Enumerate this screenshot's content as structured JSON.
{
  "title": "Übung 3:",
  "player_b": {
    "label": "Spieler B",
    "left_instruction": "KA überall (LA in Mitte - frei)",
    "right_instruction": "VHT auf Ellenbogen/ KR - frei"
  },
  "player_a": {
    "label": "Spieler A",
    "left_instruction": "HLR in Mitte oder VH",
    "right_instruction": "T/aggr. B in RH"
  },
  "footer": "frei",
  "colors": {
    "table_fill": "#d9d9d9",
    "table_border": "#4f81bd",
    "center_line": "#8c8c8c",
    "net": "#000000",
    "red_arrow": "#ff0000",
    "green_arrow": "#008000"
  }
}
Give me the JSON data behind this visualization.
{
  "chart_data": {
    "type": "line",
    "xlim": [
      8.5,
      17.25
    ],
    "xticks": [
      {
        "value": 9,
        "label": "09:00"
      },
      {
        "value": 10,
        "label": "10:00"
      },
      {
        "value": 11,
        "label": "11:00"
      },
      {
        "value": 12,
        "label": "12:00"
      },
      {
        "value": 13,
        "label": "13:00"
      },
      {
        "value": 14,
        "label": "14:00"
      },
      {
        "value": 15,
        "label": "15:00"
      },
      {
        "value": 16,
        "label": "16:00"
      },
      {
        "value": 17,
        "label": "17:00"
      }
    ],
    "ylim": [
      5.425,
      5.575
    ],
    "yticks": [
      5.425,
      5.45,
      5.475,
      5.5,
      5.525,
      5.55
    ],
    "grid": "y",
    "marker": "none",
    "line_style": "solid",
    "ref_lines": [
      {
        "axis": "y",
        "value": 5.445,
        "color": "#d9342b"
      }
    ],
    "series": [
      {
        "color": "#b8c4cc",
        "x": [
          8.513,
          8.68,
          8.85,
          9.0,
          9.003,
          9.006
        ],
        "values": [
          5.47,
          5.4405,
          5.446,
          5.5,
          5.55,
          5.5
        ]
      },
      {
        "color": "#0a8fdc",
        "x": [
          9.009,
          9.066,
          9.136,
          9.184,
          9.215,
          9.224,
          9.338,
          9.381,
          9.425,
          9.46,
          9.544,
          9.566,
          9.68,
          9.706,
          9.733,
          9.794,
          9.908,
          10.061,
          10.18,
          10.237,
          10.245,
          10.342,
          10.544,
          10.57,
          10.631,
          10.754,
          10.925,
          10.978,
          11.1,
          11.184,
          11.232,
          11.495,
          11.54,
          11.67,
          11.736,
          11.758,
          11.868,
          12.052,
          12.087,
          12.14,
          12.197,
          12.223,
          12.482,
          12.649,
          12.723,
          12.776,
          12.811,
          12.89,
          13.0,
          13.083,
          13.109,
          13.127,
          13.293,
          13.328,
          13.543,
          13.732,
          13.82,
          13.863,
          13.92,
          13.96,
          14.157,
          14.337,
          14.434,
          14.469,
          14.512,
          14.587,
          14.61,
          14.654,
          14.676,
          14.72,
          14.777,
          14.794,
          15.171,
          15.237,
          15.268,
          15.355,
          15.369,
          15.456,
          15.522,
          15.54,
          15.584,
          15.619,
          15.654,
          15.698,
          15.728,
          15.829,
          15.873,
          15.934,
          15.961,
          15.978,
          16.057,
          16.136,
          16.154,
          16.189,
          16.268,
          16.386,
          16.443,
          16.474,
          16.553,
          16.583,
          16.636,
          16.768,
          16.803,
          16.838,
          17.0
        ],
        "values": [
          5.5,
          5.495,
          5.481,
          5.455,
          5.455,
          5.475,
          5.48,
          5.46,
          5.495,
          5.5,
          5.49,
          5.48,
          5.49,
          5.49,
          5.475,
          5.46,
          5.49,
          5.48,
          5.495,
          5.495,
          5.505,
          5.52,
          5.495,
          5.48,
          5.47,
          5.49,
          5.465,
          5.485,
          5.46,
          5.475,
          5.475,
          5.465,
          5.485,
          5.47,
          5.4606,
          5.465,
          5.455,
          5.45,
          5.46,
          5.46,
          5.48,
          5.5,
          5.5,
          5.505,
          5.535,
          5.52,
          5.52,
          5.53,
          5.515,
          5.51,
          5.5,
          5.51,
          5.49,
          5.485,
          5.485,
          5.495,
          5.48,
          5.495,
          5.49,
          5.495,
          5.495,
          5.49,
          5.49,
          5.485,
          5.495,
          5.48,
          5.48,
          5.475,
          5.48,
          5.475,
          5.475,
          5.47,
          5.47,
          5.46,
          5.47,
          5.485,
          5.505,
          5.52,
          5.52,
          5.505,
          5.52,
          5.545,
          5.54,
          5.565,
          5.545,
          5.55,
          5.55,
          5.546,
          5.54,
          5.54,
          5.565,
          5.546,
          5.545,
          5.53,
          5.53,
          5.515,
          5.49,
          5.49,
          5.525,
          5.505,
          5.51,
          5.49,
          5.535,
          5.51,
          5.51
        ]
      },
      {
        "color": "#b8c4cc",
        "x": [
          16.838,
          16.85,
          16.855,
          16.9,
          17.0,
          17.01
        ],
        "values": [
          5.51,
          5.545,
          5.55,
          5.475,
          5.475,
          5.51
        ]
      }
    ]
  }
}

STATED EXERCISE » Every line above needs to be retyped exactly.

TASK RESULT »
Enumerate this screenshot's content as structured JSON.
{
  "title": "Übung 3:",
  "player_b": {
    "label": "Spieler B",
    "left_instruction": "KA überall (LA in Mitte - frei)",
    "right_instruction": "VHT auf Ellenbogen/ KR - frei"
  },
  "player_a": {
    "label": "Spieler A",
    "left_instruction": "HLR in Mitte oder VH",
    "right_instruction": "T/aggr. B in RH"
  },
  "footer": "frei",
  "colors": {
    "table_fill": "#d9d9d9",
    "table_border": "#4f81bd",
    "center_line": "#8c8c8c",
    "net": "#000000",
    "red_arrow": "#ff0000",
    "green_arrow": "#008000"
  }
}
Give me the JSON data behind this visualization.
{
  "chart_data": {
    "type": "line",
    "xlim": [
      8.5,
      17.25
    ],
    "xticks": [
      {
        "value": 9,
        "label": "09:00"
      },
      {
        "value": 10,
        "label": "10:00"
      },
      {
        "value": 11,
        "label": "11:00"
      },
      {
        "value": 12,
        "label": "12:00"
      },
      {
        "value": 13,
        "label": "13:00"
      },
      {
        "value": 14,
        "label": "14:00"
      },
      {
        "value": 15,
        "label": "15:00"
      },
      {
        "value": 16,
        "label": "16:00"
      },
      {
        "value": 17,
        "label": "17:00"
      }
    ],
    "ylim": [
      5.425,
      5.575
    ],
    "yticks": [
      5.425,
      5.45,
      5.475,
      5.5,
      5.525,
      5.55
    ],
    "grid": "y",
    "marker": "none",
    "line_style": "solid",
    "ref_lines": [
      {
        "axis": "y",
        "value": 5.445,
        "color": "#d9342b"
      }
    ],
    "series": [
      {
        "color": "#b8c4cc",
        "x": [
          8.513,
          8.68,
          8.85,
          9.0,
          9.003,
          9.006
        ],
        "values": [
          5.47,
          5.4405,
          5.446,
          5.5,
          5.55,
          5.5
        ]
      },
      {
        "color": "#0a8fdc",
        "x": [
          9.009,
          9.066,
          9.136,
          9.184,
          9.215,
          9.224,
          9.338,
          9.381,
          9.425,
          9.46,
          9.544,
          9.566,
          9.68,
          9.706,
          9.733,
          9.794,
          9.908,
          10.061,
          10.18,
          10.237,
          10.245,
          10.342,
          10.544,
          10.57,
          10.631,
          10.754,
          10.925,
          10.978,
          11.1,
          11.184,
          11.232,
          11.495,
          11.54,
          11.67,
          11.736,
          11.758,
          11.868,
          12.052,
          12.087,
          12.14,
          12.197,
          12.223,
          12.482,
          12.649,
          12.723,
          12.776,
          12.811,
          12.89,
          13.0,
          13.083,
          13.109,
          13.127,
          13.293,
          13.328,
          13.543,
          13.732,
          13.82,
          13.863,
          13.92,
          13.96,
          14.157,
          14.337,
          14.434,
          14.469,
          14.512,
          14.587,
          14.61,
          14.654,
          14.676,
          14.72,
          14.777,
          14.794,
          15.171,
          15.237,
          15.268,
          15.355,
          15.369,
          15.456,
          15.522,
          15.54,
          15.584,
          15.619,
          15.654,
          15.698,
          15.728,
          15.829,
          15.873,
          15.934,
          15.961,
          15.978,
          16.057,
          16.136,
          16.154,
          16.189,
          16.268,
          16.386,
          16.443,
          16.474,
          16.553,
          16.583,
          16.636,
          16.768,
          16.803,
          16.838,
          17.0
        ],
        "values": [
          5.5,
          5.495,
          5.481,
          5.455,
          5.455,
          5.475,
          5.48,
          5.46,
          5.495,
          5.5,
          5.49,
          5.48,
          5.49,
          5.49,
          5.475,
          5.46,
          5.49,
          5.48,
          5.495,
          5.495,
          5.505,
          5.52,
          5.495,
          5.48,
          5.47,
          5.49,
          5.465,
          5.485,
          5.46,
          5.475,
          5.475,
          5.465,
          5.485,
          5.47,
          5.4606,
          5.465,
          5.455,
          5.45,
          5.46,
          5.46,
          5.48,
          5.5,
          5.5,
          5.505,
          5.535,
          5.52,
          5.52,
          5.53,
          5.515,
          5.51,
          5.5,
          5.51,
          5.49,
          5.485,
          5.485,
          5.495,
          5.48,
          5.495,
          5.49,
          5.495,
          5.495,
          5.49,
          5.49,
          5.485,
          5.495,
          5.48,
          5.48,
          5.475,
          5.48,
          5.475,
          5.475,
          5.47,
          5.47,
          5.46,
          5.47,
          5.485,
          5.505,
          5.52,
          5.52,
          5.505,
          5.52,
          5.545,
          5.54,
          5.565,
          5.545,
          5.55,
          5.55,
          5.546,
          5.54,
          5.54,
          5.565,
          5.546,
          5.545,
          5.53,
          5.53,
          5.515,
          5.49,
          5.49,
          5.525,
          5.505,
          5.51,
          5.49,
          5.535,
          5.51,
          5.51
        ]
      },
      {
        "color": "#b8c4cc",
        "x": [
          16.838,
          16.85,
          16.855,
          16.9,
          17.0,
          17.01
        ],
        "values": [
          5.51,
          5.545,
          5.55,
          5.475,
          5.475,
          5.51
        ]
      }
    ]
  }
}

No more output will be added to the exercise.